** BEGIN **

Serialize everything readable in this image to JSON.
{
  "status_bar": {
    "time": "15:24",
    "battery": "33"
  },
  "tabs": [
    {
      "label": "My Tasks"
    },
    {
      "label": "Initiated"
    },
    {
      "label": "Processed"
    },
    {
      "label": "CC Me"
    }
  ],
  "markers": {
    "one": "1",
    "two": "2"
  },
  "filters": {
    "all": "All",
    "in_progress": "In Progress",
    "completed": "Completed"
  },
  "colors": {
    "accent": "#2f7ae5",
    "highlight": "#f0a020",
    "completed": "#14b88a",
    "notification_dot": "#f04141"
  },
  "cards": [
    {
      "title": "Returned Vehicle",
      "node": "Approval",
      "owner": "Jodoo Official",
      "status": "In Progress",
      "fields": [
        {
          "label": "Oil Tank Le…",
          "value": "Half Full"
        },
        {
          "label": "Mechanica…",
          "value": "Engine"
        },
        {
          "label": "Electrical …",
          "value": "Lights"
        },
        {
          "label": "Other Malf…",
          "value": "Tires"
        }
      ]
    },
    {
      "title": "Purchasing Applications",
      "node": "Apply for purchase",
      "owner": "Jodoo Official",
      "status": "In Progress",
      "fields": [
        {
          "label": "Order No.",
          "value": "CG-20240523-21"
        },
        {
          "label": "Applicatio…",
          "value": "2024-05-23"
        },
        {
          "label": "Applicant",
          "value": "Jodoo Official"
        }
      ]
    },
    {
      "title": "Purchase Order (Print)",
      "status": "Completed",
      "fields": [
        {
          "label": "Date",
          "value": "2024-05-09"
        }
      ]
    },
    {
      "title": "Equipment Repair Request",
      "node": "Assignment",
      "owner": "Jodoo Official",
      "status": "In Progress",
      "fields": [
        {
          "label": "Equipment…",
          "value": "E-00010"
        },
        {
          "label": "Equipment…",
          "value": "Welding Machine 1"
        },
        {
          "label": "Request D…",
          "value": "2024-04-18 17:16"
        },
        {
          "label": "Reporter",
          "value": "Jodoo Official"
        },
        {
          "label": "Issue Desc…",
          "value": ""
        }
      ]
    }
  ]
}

** END **

• **EXERCISE PROMPT**
Copy every line exactly. Leave nothing out.

• **FULL ANSWER**
Serialize everything readable in this image to JSON.
{
  "status_bar": {
    "time": "15:24",
    "battery": "33"
  },
  "tabs": [
    {
      "label": "My Tasks"
    },
    {
      "label": "Initiated"
    },
    {
      "label": "Processed"
    },
    {
      "label": "CC Me"
    }
  ],
  "markers": {
    "one": "1",
    "two": "2"
  },
  "filters": {
    "all": "All",
    "in_progress": "In Progress",
    "completed": "Completed"
  },
  "colors": {
    "accent": "#2f7ae5",
    "highlight": "#f0a020",
    "completed": "#14b88a",
    "notification_dot": "#f04141"
  },
  "cards": [
    {
      "title": "Returned Vehicle",
      "node": "Approval",
      "owner": "Jodoo Official",
      "status": "In Progress",
      "fields": [
        {
          "label": "Oil Tank Le…",
          "value": "Half Full"
        },
        {
          "label": "Mechanica…",
          "value": "Engine"
        },
        {
          "label": "Electrical …",
          "value": "Lights"
        },
        {
          "label": "Other Malf…",
          "value": "Tires"
        }
      ]
    },
    {
      "title": "Purchasing Applications",
      "node": "Apply for purchase",
      "owner": "Jodoo Official",
      "status": "In Progress",
      "fields": [
        {
          "label": "Order No.",
          "value": "CG-20240523-21"
        },
        {
          "label": "Applicatio…",
          "value": "2024-05-23"
        },
        {
          "label": "Applicant",
          "value": "Jodoo Official"
        }
      ]
    },
    {
      "title": "Purchase Order (Print)",
      "status": "Completed",
      "fields": [
        {
          "label": "Date",
          "value": "2024-05-09"
        }
      ]
    },
    {
      "title": "Equipment Repair Request",
      "node": "Assignment",
      "owner": "Jodoo Official",
      "status": "In Progress",
      "fields": [
        {
          "label": "Equipment…",
          "value": "E-00010"
        },
        {
          "label": "Equipment…",
          "value": "Welding Machine 1"
        },
        {
          "label": "Request D…",
          "value": "2024-04-18 17:16"
        },
        {
          "label": "Reporter",
          "value": "Jodoo Official"
        },
        {
          "label": "Issue Desc…",
          "value": ""
        }
      ]
    }
  ]
}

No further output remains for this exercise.